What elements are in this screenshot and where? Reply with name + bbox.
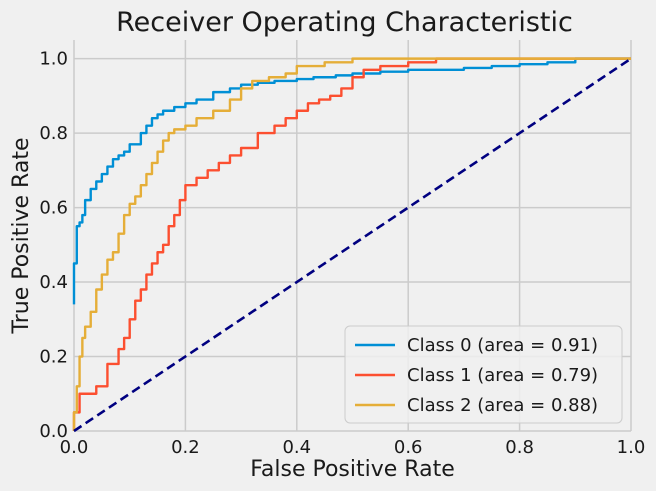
x-axis-label: False Positive Rate: [250, 457, 454, 482]
grid-layer: [73, 40, 632, 432]
series-line-2: [72, 57, 631, 431]
y-tick-label: 1.0: [39, 49, 68, 70]
x-tick-label: 0.6: [394, 437, 423, 458]
x-tick-label: 0.4: [282, 437, 311, 458]
legend: Class 0 (area = 0.91) Class 1 (area = 0.7…: [344, 325, 623, 424]
y-tick-label: 0.2: [39, 347, 68, 368]
y-tick-label: 0.0: [39, 421, 68, 442]
legend-label: Class 0 (area = 0.91): [407, 335, 598, 356]
legend-box: [344, 325, 623, 424]
x-tick-label: 0.8: [505, 437, 534, 458]
y-axis-label: True Positive Rate: [9, 138, 34, 335]
x-tick-label: 0.0: [60, 437, 89, 458]
legend-label: Class 1 (area = 0.79): [407, 365, 598, 386]
y-tick-label: 0.4: [39, 272, 68, 293]
legend-items: Class 0 (area = 0.91) Class 1 (area = 0.7…: [355, 335, 598, 416]
y-tick-label: 0.6: [39, 198, 68, 219]
tick-labels: 0.0 0.2 0.4 0.6 0.8 1.0 0.0 0.2 0.4 0.6 0.8 1.0: [39, 49, 645, 458]
x-tick-label: 0.2: [171, 437, 200, 458]
chart-title: Receiver Operating Characteristic: [116, 7, 573, 38]
series-line-0: [72, 57, 631, 305]
x-tick-label: 1.0: [617, 437, 646, 458]
y-tick-label: 0.8: [39, 123, 68, 144]
series-layer: [72, 57, 632, 433]
series-line-1: [72, 57, 631, 431]
legend-label: Class 2 (area = 0.88): [407, 395, 598, 416]
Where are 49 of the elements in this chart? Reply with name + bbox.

===

Can you reproduce every line of the items above character for character, leaving out the pictures?

What elements are in this screenshot and where? Reply with name + bbox.
x-axis-label: False Positive Rate: [250, 457, 454, 482]
grid-layer: [73, 40, 632, 432]
series-line-2: [72, 57, 631, 431]
y-tick-label: 1.0: [39, 49, 68, 70]
x-tick-label: 0.6: [394, 437, 423, 458]
x-tick-label: 0.4: [282, 437, 311, 458]
legend: Class 0 (area = 0.91) Class 1 (area = 0.7…: [344, 325, 623, 424]
y-tick-label: 0.2: [39, 347, 68, 368]
y-tick-label: 0.0: [39, 421, 68, 442]
legend-label: Class 0 (area = 0.91): [407, 335, 598, 356]
legend-box: [344, 325, 623, 424]
x-tick-label: 0.8: [505, 437, 534, 458]
y-axis-label: True Positive Rate: [9, 138, 34, 335]
x-tick-label: 0.0: [60, 437, 89, 458]
legend-label: Class 1 (area = 0.79): [407, 365, 598, 386]
y-tick-label: 0.4: [39, 272, 68, 293]
legend-items: Class 0 (area = 0.91) Class 1 (area = 0.7…: [355, 335, 598, 416]
y-tick-label: 0.6: [39, 198, 68, 219]
tick-labels: 0.0 0.2 0.4 0.6 0.8 1.0 0.0 0.2 0.4 0.6 0.8 1.0: [39, 49, 645, 458]
x-tick-label: 0.2: [171, 437, 200, 458]
chart-title: Receiver Operating Characteristic: [116, 7, 573, 38]
series-line-0: [72, 57, 631, 305]
x-tick-label: 1.0: [617, 437, 646, 458]
y-tick-label: 0.8: [39, 123, 68, 144]
series-layer: [72, 57, 632, 433]
series-line-1: [72, 57, 631, 431]
legend-label: Class 2 (area = 0.88): [407, 395, 598, 416]
Where are 49 of the elements in this chart? Reply with name + bbox.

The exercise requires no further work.